-- LISTING start --

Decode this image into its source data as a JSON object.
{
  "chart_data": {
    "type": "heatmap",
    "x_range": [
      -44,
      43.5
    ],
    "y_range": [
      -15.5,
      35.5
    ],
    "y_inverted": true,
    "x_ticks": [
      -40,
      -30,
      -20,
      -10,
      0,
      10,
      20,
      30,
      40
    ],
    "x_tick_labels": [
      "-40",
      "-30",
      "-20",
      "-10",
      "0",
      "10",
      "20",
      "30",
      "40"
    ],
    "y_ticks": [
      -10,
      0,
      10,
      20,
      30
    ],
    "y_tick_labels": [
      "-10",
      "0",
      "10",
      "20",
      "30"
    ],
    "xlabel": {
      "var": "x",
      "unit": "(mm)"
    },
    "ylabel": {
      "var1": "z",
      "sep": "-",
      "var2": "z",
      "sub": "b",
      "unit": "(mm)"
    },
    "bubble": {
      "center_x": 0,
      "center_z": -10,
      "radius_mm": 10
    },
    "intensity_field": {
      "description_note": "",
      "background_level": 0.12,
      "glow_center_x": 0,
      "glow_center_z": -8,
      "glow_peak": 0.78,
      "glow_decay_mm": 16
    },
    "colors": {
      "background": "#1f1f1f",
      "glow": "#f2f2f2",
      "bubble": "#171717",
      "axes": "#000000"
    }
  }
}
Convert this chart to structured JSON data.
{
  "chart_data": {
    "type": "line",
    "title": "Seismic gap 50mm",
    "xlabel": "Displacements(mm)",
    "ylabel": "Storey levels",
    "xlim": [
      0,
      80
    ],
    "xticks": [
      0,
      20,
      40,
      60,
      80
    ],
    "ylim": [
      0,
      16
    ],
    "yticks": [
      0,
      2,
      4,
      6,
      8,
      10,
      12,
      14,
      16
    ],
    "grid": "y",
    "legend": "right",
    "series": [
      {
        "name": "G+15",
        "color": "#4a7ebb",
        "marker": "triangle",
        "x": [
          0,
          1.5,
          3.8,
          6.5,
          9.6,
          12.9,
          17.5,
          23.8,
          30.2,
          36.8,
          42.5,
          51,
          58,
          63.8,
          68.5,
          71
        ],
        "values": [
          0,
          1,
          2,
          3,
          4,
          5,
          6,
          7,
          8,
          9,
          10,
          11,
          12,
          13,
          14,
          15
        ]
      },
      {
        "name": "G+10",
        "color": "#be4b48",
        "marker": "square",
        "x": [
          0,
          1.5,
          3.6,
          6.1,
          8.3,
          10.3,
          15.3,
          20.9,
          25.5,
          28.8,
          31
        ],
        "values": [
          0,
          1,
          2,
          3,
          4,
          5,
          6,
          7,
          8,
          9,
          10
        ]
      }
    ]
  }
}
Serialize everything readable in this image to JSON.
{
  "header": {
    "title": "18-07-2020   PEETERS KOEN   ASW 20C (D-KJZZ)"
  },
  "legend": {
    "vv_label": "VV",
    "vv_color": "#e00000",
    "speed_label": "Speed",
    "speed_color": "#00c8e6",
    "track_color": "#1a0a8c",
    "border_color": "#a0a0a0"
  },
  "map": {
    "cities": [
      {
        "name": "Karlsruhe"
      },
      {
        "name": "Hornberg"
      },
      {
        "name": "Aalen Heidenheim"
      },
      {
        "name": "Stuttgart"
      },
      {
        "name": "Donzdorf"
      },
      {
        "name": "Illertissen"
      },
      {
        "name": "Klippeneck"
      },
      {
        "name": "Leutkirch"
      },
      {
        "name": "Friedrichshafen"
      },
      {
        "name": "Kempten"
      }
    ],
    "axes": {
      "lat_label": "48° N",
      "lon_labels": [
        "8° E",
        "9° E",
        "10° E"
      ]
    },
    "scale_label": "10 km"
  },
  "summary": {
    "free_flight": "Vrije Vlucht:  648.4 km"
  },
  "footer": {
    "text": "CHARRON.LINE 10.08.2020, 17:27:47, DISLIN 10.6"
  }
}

-- LISTING end --

### REQUEST
All lines above with "image" in them should be returned.

### EXPECTED ANSWER
Decode this image into its source data as a JSON object.
Serialize everything readable in this image to JSON.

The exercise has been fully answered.